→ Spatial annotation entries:
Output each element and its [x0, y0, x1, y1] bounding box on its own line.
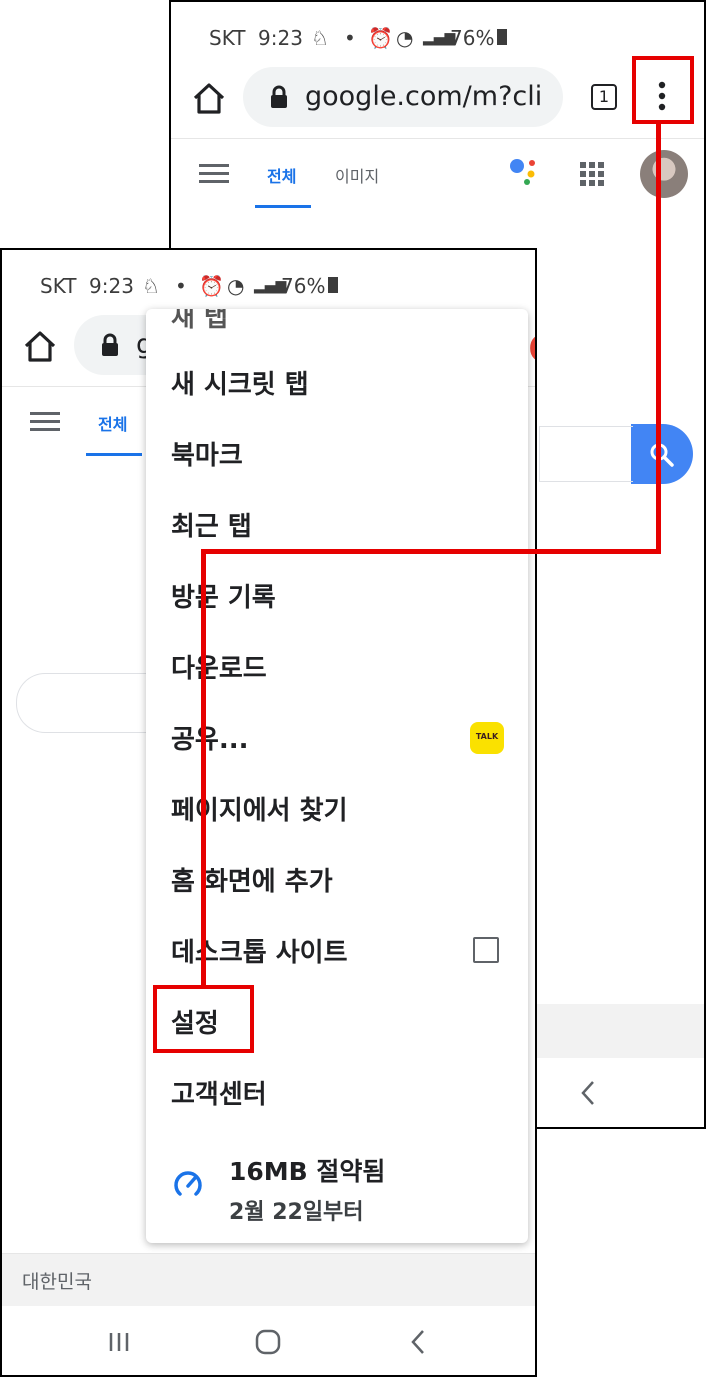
- data-saver-title[interactable]: 16MB 절약됨: [229, 1152, 385, 1188]
- menu-recent-tabs[interactable]: 최근 탭: [171, 506, 252, 543]
- data-saver-subtitle: 2월 22일부터: [229, 1200, 364, 1225]
- connector-line: [201, 549, 206, 987]
- tab-all[interactable]: 전체: [267, 163, 296, 187]
- clock: 9:23: [89, 274, 134, 298]
- menu-bookmarks[interactable]: 북마크: [171, 435, 243, 472]
- connector-line: [656, 122, 661, 554]
- highlight-settings: [153, 985, 254, 1053]
- connector-line: [201, 549, 661, 554]
- battery-icon: [497, 29, 507, 45]
- carrier: SKT: [209, 26, 246, 50]
- search-icon: [650, 443, 674, 467]
- speedometer-icon: [171, 1167, 205, 1201]
- alarm-icon: ⏰: [199, 274, 224, 298]
- menu-add-to-home[interactable]: 홈 화면에 추가: [171, 861, 333, 898]
- battery-level: 76%: [450, 26, 495, 50]
- region-label: 대한민국: [22, 1271, 92, 1293]
- lock-icon: [271, 85, 287, 108]
- search-button[interactable]: [631, 424, 693, 484]
- battery-icon: [328, 277, 338, 293]
- notification-icon: ♘: [311, 26, 329, 50]
- hamburger-icon[interactable]: [199, 164, 229, 184]
- menu-help[interactable]: 고객센터: [171, 1074, 267, 1111]
- menu-downloads[interactable]: 다운로드: [171, 648, 267, 685]
- menu-history[interactable]: 방문 기록: [171, 577, 276, 614]
- home-nav-icon[interactable]: [254, 1328, 282, 1356]
- back-nav-icon[interactable]: [576, 1078, 600, 1108]
- back-nav-icon[interactable]: [406, 1327, 430, 1357]
- footer-region-bar: 대한민국: [2, 1253, 535, 1306]
- checkbox-icon[interactable]: [473, 937, 499, 963]
- wifi-icon: ◔: [396, 26, 414, 50]
- home-icon[interactable]: [189, 80, 229, 116]
- address-bar[interactable]: google.com/m?cli: [243, 67, 563, 127]
- home-icon[interactable]: [20, 328, 60, 364]
- battery-level: 76%: [281, 274, 326, 298]
- google-logo-fragment: e: [528, 316, 535, 374]
- notification-icon: ♘: [142, 274, 160, 298]
- menu-find-in-page[interactable]: 페이지에서 찾기: [171, 790, 348, 827]
- android-nav-bar: [2, 1306, 535, 1375]
- menu-share[interactable]: 공유...: [171, 719, 248, 756]
- kakaotalk-icon[interactable]: TALK: [470, 722, 504, 754]
- tab-indicator: [86, 453, 142, 456]
- highlight-more-menu: [632, 56, 694, 124]
- clock: 9:23: [258, 26, 303, 50]
- alarm-icon: ⏰: [368, 26, 393, 50]
- carrier: SKT: [40, 274, 77, 298]
- menu-new-tab[interactable]: 새 탭: [171, 309, 228, 334]
- apps-grid-icon[interactable]: [579, 161, 605, 187]
- front-phone-screen: SKT 9:23 ♘ • ⏰ ◔ ▂▄▆ 76% g e 전체 새 탭 새 시크…: [0, 248, 537, 1377]
- url-text[interactable]: google.com/m?cli: [305, 81, 542, 112]
- google-assistant-icon[interactable]: [507, 154, 541, 188]
- menu-new-incognito-tab[interactable]: 새 시크릿 탭: [171, 364, 309, 401]
- menu-desktop-site[interactable]: 데스크톱 사이트: [171, 932, 348, 969]
- tab-all[interactable]: 전체: [98, 411, 127, 435]
- tab-images[interactable]: 이미지: [335, 163, 379, 187]
- wifi-icon: ◔: [227, 274, 245, 298]
- hamburger-icon[interactable]: [30, 412, 60, 432]
- recents-nav-icon[interactable]: [106, 1330, 132, 1354]
- lock-icon: [102, 333, 118, 356]
- search-box[interactable]: [539, 426, 633, 482]
- avatar[interactable]: [640, 150, 688, 198]
- tab-indicator: [255, 205, 311, 208]
- tab-switcher-icon[interactable]: 1: [591, 84, 617, 110]
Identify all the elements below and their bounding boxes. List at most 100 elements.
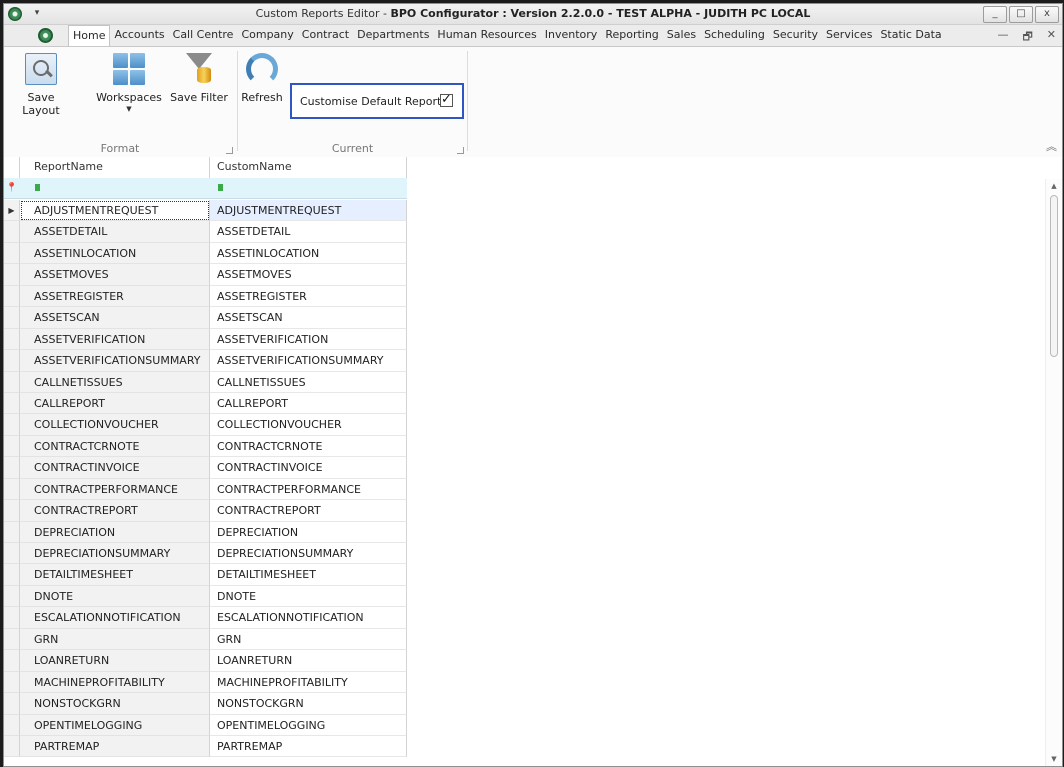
table-row[interactable]: DETAILTIMESHEET DETAILTIMESHEET <box>4 564 407 586</box>
cell-reportname[interactable]: GRN <box>20 628 210 651</box>
table-row[interactable]: ASSETMOVES ASSETMOVES <box>4 264 407 286</box>
cell-reportname[interactable]: ASSETDETAIL <box>20 221 210 243</box>
cell-reportname[interactable]: DETAILTIMESHEET <box>20 564 210 586</box>
row-indicator[interactable] <box>4 714 20 736</box>
reportname-filter-input[interactable] <box>20 178 210 198</box>
cell-customname[interactable]: CONTRACTCRNOTE <box>210 435 407 458</box>
cell-customname[interactable]: ASSETINLOCATION <box>210 242 407 265</box>
filter-condition-icon[interactable] <box>217 184 230 192</box>
table-row[interactable]: CONTRACTREPORT CONTRACTREPORT <box>4 500 407 522</box>
row-indicator[interactable] <box>4 671 20 694</box>
row-indicator[interactable] <box>4 585 20 608</box>
table-row[interactable]: ASSETDETAIL ASSETDETAIL <box>4 221 407 243</box>
cell-reportname[interactable]: CALLNETISSUES <box>20 371 210 393</box>
row-indicator[interactable] <box>4 435 20 458</box>
table-row[interactable]: ESCALATIONNOTIFICATION ESCALATIONNOTIFICA… <box>4 607 407 629</box>
tab-inventory[interactable]: Inventory <box>541 25 602 45</box>
row-indicator[interactable] <box>4 414 20 436</box>
row-indicator[interactable] <box>4 328 20 351</box>
cell-customname[interactable]: DETAILTIMESHEET <box>210 564 407 586</box>
cell-customname[interactable]: PARTREMAP <box>210 735 407 758</box>
current-group-launcher-icon[interactable] <box>457 147 464 154</box>
cell-reportname[interactable]: PARTREMAP <box>20 735 210 758</box>
row-indicator[interactable] <box>4 628 20 651</box>
cell-reportname[interactable]: ADJUSTMENTREQUEST <box>20 200 210 222</box>
row-indicator[interactable] <box>4 543 20 565</box>
cell-reportname[interactable]: ASSETREGISTER <box>20 285 210 308</box>
table-row[interactable]: NONSTOCKGRN NONSTOCKGRN <box>4 693 407 715</box>
cell-reportname[interactable]: MACHINEPROFITABILITY <box>20 671 210 694</box>
table-row[interactable]: CONTRACTPERFORMANCE CONTRACTPERFORMANCE <box>4 478 407 501</box>
cell-customname[interactable]: ASSETSCAN <box>210 307 407 329</box>
table-row[interactable]: DEPRECIATIONSUMMARY DEPRECIATIONSUMMARY <box>4 543 407 565</box>
cell-customname[interactable]: DEPRECIATION <box>210 521 407 543</box>
cell-reportname[interactable]: ASSETMOVES <box>20 264 210 286</box>
table-row[interactable]: DNOTE DNOTE <box>4 585 407 608</box>
cell-customname[interactable]: ASSETDETAIL <box>210 221 407 243</box>
minimize-button[interactable]: _ <box>983 6 1007 23</box>
row-indicator[interactable] <box>4 478 20 501</box>
row-indicator[interactable] <box>4 307 20 329</box>
column-header-reportname[interactable]: ReportName <box>20 157 210 178</box>
table-row[interactable]: ASSETVERIFICATIONSUMMARY ASSETVERIFICATIO… <box>4 350 407 372</box>
cell-reportname[interactable]: ASSETVERIFICATION <box>20 328 210 351</box>
table-row[interactable]: OPENTIMELOGGING OPENTIMELOGGING <box>4 714 407 736</box>
table-row[interactable]: LOANRETURN LOANRETURN <box>4 650 407 672</box>
cell-reportname[interactable]: DEPRECIATION <box>20 521 210 543</box>
row-indicator[interactable] <box>4 350 20 372</box>
cell-reportname[interactable]: CONTRACTINVOICE <box>20 457 210 479</box>
row-indicator[interactable] <box>4 371 20 393</box>
cell-reportname[interactable]: ASSETSCAN <box>20 307 210 329</box>
row-indicator[interactable] <box>4 500 20 522</box>
cell-customname[interactable]: ASSETVERIFICATIONSUMMARY <box>210 350 407 372</box>
tab-sales[interactable]: Sales <box>663 25 700 45</box>
save-filter-button[interactable]: Save Filter <box>168 53 230 104</box>
customise-default-reports-checkbox[interactable]: ✓ <box>440 93 453 107</box>
collapse-ribbon-icon[interactable]: ︽ <box>1046 138 1057 154</box>
tab-static-data[interactable]: Static Data <box>876 25 945 45</box>
table-row[interactable]: MACHINEPROFITABILITY MACHINEPROFITABILITY <box>4 671 407 694</box>
tab-call-centre[interactable]: Call Centre <box>169 25 238 45</box>
table-row[interactable]: CONTRACTINVOICE CONTRACTINVOICE <box>4 457 407 479</box>
cell-customname[interactable]: NONSTOCKGRN <box>210 693 407 715</box>
cell-reportname[interactable]: LOANRETURN <box>20 650 210 672</box>
row-indicator[interactable] <box>4 221 20 243</box>
tab-human-resources[interactable]: Human Resources <box>433 25 540 45</box>
scrollbar-thumb[interactable] <box>1050 195 1058 357</box>
tab-scheduling[interactable]: Scheduling <box>700 25 769 45</box>
cell-customname[interactable]: DNOTE <box>210 585 407 608</box>
row-indicator[interactable] <box>4 457 20 479</box>
row-indicator[interactable] <box>4 392 20 415</box>
cell-reportname[interactable]: CONTRACTREPORT <box>20 500 210 522</box>
format-group-launcher-icon[interactable] <box>226 147 233 154</box>
row-indicator[interactable] <box>4 607 20 629</box>
cell-reportname[interactable]: ESCALATIONNOTIFICATION <box>20 607 210 629</box>
cell-customname[interactable]: ADJUSTMENTREQUEST <box>210 200 407 222</box>
scroll-down-icon[interactable]: ▼ <box>1046 755 1062 763</box>
application-menu-button[interactable] <box>26 25 64 46</box>
cell-customname[interactable]: OPENTIMELOGGING <box>210 714 407 736</box>
cell-customname[interactable]: MACHINEPROFITABILITY <box>210 671 407 694</box>
cell-customname[interactable]: COLLECTIONVOUCHER <box>210 414 407 436</box>
tab-reporting[interactable]: Reporting <box>601 25 662 45</box>
customise-default-reports-toggle[interactable]: Customise Default Reports ✓ <box>290 83 464 119</box>
cell-reportname[interactable]: OPENTIMELOGGING <box>20 714 210 736</box>
table-row[interactable]: CONTRACTCRNOTE CONTRACTCRNOTE <box>4 435 407 458</box>
table-row[interactable]: ASSETINLOCATION ASSETINLOCATION <box>4 242 407 265</box>
tab-departments[interactable]: Departments <box>353 25 433 45</box>
filter-condition-icon[interactable] <box>34 184 47 192</box>
cell-customname[interactable]: ASSETVERIFICATION <box>210 328 407 351</box>
row-indicator[interactable] <box>4 735 20 758</box>
mdi-close-button[interactable]: ✕ <box>1047 28 1056 47</box>
cell-customname[interactable]: ASSETREGISTER <box>210 285 407 308</box>
table-row[interactable]: CALLNETISSUES CALLNETISSUES <box>4 371 407 393</box>
cell-customname[interactable]: CONTRACTPERFORMANCE <box>210 478 407 501</box>
row-indicator[interactable] <box>4 693 20 715</box>
row-indicator[interactable] <box>4 242 20 265</box>
cell-reportname[interactable]: CONTRACTCRNOTE <box>20 435 210 458</box>
table-row[interactable]: DEPRECIATION DEPRECIATION <box>4 521 407 543</box>
save-layout-button[interactable]: Save Layout <box>10 53 72 117</box>
table-row[interactable]: COLLECTIONVOUCHER COLLECTIONVOUCHER <box>4 414 407 436</box>
refresh-button[interactable]: Refresh <box>238 53 286 104</box>
tab-services[interactable]: Services <box>822 25 876 45</box>
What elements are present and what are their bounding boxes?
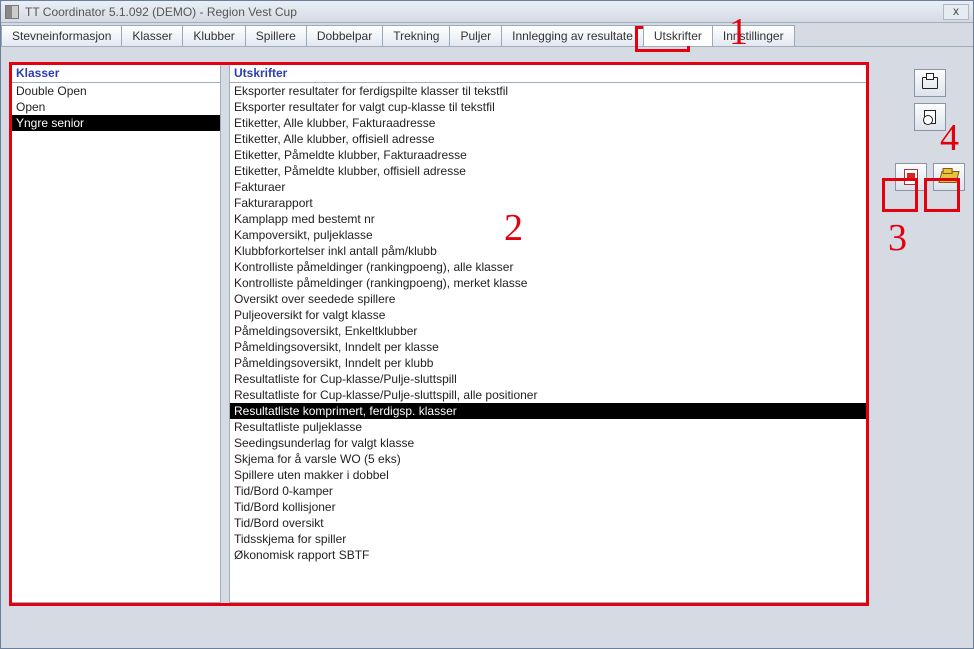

→ WHAT THE EXERCISE ASKS: Reproduce the lines exactly, beginning at the line containing "- data-saver-title[interactable]: 16MB" and ending after the line containing "- search-button[interactable]: [631, 424, 693, 484]".

→ WRITTEN RESPONSE:
- data-saver-title[interactable]: 16MB 절약됨: [229, 1152, 385, 1188]
- menu-recent-tabs[interactable]: 최근 탭: [171, 506, 252, 543]
- data-saver-subtitle: 2월 22일부터: [229, 1200, 364, 1225]
- connector-line: [201, 549, 206, 987]
- tab-all[interactable]: 전체: [267, 163, 296, 187]
- clock: 9:23: [89, 274, 134, 298]
- menu-bookmarks[interactable]: 북마크: [171, 435, 243, 472]
- connector-line: [656, 122, 661, 554]
- highlight-settings: [153, 985, 254, 1053]
- connector-line: [201, 549, 661, 554]
- battery-icon: [497, 29, 507, 45]
- carrier: SKT: [209, 26, 246, 50]
- search-icon: [650, 443, 674, 467]
- speedometer-icon: [171, 1167, 205, 1201]
- alarm-icon: ⏰: [199, 274, 224, 298]
- menu-add-to-home[interactable]: 홈 화면에 추가: [171, 861, 333, 898]
- battery-level: 76%: [450, 26, 495, 50]
- region-label: 대한민국: [22, 1271, 92, 1293]
- lock-icon: [271, 85, 287, 108]
- search-button[interactable]: [631, 424, 693, 484]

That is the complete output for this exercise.